Instruction
Your task is to copy the material exactly.

Given records
********************
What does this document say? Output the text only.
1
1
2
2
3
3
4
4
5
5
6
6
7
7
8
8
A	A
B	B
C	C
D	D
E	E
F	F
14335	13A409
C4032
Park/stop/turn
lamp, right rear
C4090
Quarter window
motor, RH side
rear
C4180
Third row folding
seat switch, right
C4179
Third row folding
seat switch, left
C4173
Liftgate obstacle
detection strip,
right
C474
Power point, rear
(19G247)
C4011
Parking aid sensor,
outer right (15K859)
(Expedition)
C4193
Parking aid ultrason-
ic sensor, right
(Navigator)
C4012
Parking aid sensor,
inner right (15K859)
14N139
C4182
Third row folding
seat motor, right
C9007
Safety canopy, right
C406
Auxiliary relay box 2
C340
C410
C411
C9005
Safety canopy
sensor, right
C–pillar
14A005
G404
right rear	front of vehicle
********************
Output below
What does this document say? Output the text only.
1
1
2
2
3
3
4
4
5
5
6
6
7
7
8
8
A	A
B	B
C	C
D	D
E	E
F	F
14335	13A409
C4032
Park/stop/turn
lamp, right rear
C4090
Quarter window
motor, RH side
rear
C4180
Third row folding
seat switch, right
C4179
Third row folding
seat switch, left
C4173
Liftgate obstacle
detection strip,
right
C474
Power point, rear
(19G247)
C4011
Parking aid sensor,
outer right (15K859)
(Expedition)
C4193
Parking aid ultrason-
ic sensor, right
(Navigator)
C4012
Parking aid sensor,
inner right (15K859)
14N139
C4182
Third row folding
seat motor, right
C9007
Safety canopy, right
C406
Auxiliary relay box 2
C340
C410
C411
C9005
Safety canopy
sensor, right
C–pillar
14A005
G404
right rear	front of vehicle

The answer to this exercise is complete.